"""

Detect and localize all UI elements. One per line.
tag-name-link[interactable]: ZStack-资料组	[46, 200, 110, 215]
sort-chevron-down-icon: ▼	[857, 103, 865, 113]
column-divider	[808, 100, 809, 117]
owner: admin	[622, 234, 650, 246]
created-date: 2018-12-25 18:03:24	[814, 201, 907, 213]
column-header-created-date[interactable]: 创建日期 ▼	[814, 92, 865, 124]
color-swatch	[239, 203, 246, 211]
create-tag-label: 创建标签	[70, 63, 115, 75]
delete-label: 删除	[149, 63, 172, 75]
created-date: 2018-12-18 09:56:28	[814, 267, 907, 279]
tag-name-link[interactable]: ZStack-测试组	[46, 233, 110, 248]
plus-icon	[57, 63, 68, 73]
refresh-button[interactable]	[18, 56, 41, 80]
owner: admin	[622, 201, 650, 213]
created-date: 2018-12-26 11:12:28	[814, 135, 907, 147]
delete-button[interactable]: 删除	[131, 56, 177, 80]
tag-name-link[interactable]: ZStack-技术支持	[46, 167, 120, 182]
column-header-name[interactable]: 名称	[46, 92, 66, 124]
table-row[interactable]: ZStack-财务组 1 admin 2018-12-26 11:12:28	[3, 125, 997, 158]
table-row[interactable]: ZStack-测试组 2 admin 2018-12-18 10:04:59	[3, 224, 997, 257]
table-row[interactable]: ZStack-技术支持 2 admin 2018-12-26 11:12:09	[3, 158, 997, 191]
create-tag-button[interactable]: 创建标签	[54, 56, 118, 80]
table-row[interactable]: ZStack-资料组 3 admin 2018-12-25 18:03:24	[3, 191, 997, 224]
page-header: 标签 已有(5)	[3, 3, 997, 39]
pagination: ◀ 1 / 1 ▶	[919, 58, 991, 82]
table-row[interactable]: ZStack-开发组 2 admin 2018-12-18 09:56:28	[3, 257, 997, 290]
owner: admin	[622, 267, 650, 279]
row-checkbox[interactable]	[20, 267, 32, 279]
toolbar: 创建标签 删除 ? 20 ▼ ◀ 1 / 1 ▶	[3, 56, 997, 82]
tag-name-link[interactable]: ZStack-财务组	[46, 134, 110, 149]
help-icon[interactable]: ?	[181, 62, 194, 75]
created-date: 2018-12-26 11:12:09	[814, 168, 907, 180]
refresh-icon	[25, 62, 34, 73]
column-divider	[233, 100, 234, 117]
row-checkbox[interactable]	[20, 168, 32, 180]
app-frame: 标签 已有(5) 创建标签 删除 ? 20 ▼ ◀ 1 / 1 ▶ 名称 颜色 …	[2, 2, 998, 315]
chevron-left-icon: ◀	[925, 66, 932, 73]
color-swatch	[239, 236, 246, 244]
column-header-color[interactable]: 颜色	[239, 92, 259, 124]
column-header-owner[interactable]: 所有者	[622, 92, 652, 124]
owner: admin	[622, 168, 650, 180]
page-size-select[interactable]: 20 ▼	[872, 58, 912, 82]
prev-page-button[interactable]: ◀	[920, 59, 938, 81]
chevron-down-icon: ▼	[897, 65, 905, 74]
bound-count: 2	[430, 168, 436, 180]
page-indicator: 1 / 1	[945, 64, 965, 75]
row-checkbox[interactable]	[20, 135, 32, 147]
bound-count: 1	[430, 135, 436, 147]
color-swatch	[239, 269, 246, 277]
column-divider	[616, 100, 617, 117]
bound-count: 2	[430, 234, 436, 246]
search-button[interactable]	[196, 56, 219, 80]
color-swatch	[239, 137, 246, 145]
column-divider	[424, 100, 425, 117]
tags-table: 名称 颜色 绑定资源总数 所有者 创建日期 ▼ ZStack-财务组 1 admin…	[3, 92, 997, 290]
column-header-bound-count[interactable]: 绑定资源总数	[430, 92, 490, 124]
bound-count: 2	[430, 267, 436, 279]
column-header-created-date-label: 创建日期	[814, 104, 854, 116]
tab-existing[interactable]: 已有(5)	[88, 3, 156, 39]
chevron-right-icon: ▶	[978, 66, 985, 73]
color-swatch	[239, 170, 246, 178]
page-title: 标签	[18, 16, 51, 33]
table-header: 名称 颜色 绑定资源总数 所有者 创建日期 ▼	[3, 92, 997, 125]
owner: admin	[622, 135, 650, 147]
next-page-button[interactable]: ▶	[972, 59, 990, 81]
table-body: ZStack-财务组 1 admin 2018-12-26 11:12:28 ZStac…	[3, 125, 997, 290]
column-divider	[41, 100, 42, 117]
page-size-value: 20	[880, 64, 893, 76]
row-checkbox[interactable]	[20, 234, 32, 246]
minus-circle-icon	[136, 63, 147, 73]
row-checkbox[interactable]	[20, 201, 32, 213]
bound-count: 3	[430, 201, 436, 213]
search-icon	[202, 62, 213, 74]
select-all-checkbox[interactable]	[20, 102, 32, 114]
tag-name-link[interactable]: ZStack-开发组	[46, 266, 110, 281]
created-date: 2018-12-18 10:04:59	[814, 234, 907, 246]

"""

Task details
Reproduce every line of the data above verbatim, with each character, bracket and number kept the same and in the same order.

The completed task
Detect and localize all UI elements. One per line.
tag-name-link[interactable]: ZStack-资料组	[46, 200, 110, 215]
sort-chevron-down-icon: ▼	[857, 103, 865, 113]
column-divider	[808, 100, 809, 117]
owner: admin	[622, 234, 650, 246]
created-date: 2018-12-25 18:03:24	[814, 201, 907, 213]
column-header-created-date[interactable]: 创建日期 ▼	[814, 92, 865, 124]
color-swatch	[239, 203, 246, 211]
create-tag-label: 创建标签	[70, 63, 115, 75]
delete-label: 删除	[149, 63, 172, 75]
created-date: 2018-12-18 09:56:28	[814, 267, 907, 279]
tag-name-link[interactable]: ZStack-测试组	[46, 233, 110, 248]
plus-icon	[57, 63, 68, 73]
refresh-button[interactable]	[18, 56, 41, 80]
owner: admin	[622, 201, 650, 213]
created-date: 2018-12-26 11:12:28	[814, 135, 907, 147]
delete-button[interactable]: 删除	[131, 56, 177, 80]
tag-name-link[interactable]: ZStack-技术支持	[46, 167, 120, 182]
column-header-name[interactable]: 名称	[46, 92, 66, 124]
table-row[interactable]: ZStack-财务组 1 admin 2018-12-26 11:12:28	[3, 125, 997, 158]
table-row[interactable]: ZStack-测试组 2 admin 2018-12-18 10:04:59	[3, 224, 997, 257]
table-row[interactable]: ZStack-技术支持 2 admin 2018-12-26 11:12:09	[3, 158, 997, 191]
create-tag-button[interactable]: 创建标签	[54, 56, 118, 80]
table-row[interactable]: ZStack-资料组 3 admin 2018-12-25 18:03:24	[3, 191, 997, 224]
page-header: 标签 已有(5)	[3, 3, 997, 39]
pagination: ◀ 1 / 1 ▶	[919, 58, 991, 82]
table-row[interactable]: ZStack-开发组 2 admin 2018-12-18 09:56:28	[3, 257, 997, 290]
owner: admin	[622, 267, 650, 279]
row-checkbox[interactable]	[20, 267, 32, 279]
toolbar: 创建标签 删除 ? 20 ▼ ◀ 1 / 1 ▶	[3, 56, 997, 82]
tag-name-link[interactable]: ZStack-财务组	[46, 134, 110, 149]
help-icon[interactable]: ?	[181, 62, 194, 75]
created-date: 2018-12-26 11:12:09	[814, 168, 907, 180]
refresh-icon	[25, 62, 34, 73]
column-divider	[233, 100, 234, 117]
row-checkbox[interactable]	[20, 168, 32, 180]
app-frame: 标签 已有(5) 创建标签 删除 ? 20 ▼ ◀ 1 / 1 ▶ 名称 颜色 …	[2, 2, 998, 315]
chevron-left-icon: ◀	[925, 66, 932, 73]
color-swatch	[239, 236, 246, 244]
column-header-color[interactable]: 颜色	[239, 92, 259, 124]
column-header-owner[interactable]: 所有者	[622, 92, 652, 124]
owner: admin	[622, 168, 650, 180]
page-size-select[interactable]: 20 ▼	[872, 58, 912, 82]
prev-page-button[interactable]: ◀	[920, 59, 938, 81]
chevron-down-icon: ▼	[897, 65, 905, 74]
bound-count: 2	[430, 168, 436, 180]
page-indicator: 1 / 1	[945, 64, 965, 75]
row-checkbox[interactable]	[20, 135, 32, 147]
bound-count: 1	[430, 135, 436, 147]
color-swatch	[239, 269, 246, 277]
column-divider	[616, 100, 617, 117]
bound-count: 2	[430, 234, 436, 246]
search-button[interactable]	[196, 56, 219, 80]
color-swatch	[239, 137, 246, 145]
column-divider	[424, 100, 425, 117]
tags-table: 名称 颜色 绑定资源总数 所有者 创建日期 ▼ ZStack-财务组 1 admin…	[3, 92, 997, 290]
column-header-bound-count[interactable]: 绑定资源总数	[430, 92, 490, 124]
bound-count: 2	[430, 267, 436, 279]
column-header-created-date-label: 创建日期	[814, 104, 854, 116]
tab-existing[interactable]: 已有(5)	[88, 3, 156, 39]
chevron-right-icon: ▶	[978, 66, 985, 73]
color-swatch	[239, 170, 246, 178]
page-title: 标签	[18, 16, 51, 33]
table-header: 名称 颜色 绑定资源总数 所有者 创建日期 ▼	[3, 92, 997, 125]
owner: admin	[622, 135, 650, 147]
next-page-button[interactable]: ▶	[972, 59, 990, 81]
table-body: ZStack-财务组 1 admin 2018-12-26 11:12:28 ZStac…	[3, 125, 997, 290]
column-divider	[41, 100, 42, 117]
page-size-value: 20	[880, 64, 893, 76]
row-checkbox[interactable]	[20, 234, 32, 246]
minus-circle-icon	[136, 63, 147, 73]
row-checkbox[interactable]	[20, 201, 32, 213]
bound-count: 3	[430, 201, 436, 213]
search-icon	[202, 62, 213, 74]
select-all-checkbox[interactable]	[20, 102, 32, 114]
tag-name-link[interactable]: ZStack-开发组	[46, 266, 110, 281]
created-date: 2018-12-18 10:04:59	[814, 234, 907, 246]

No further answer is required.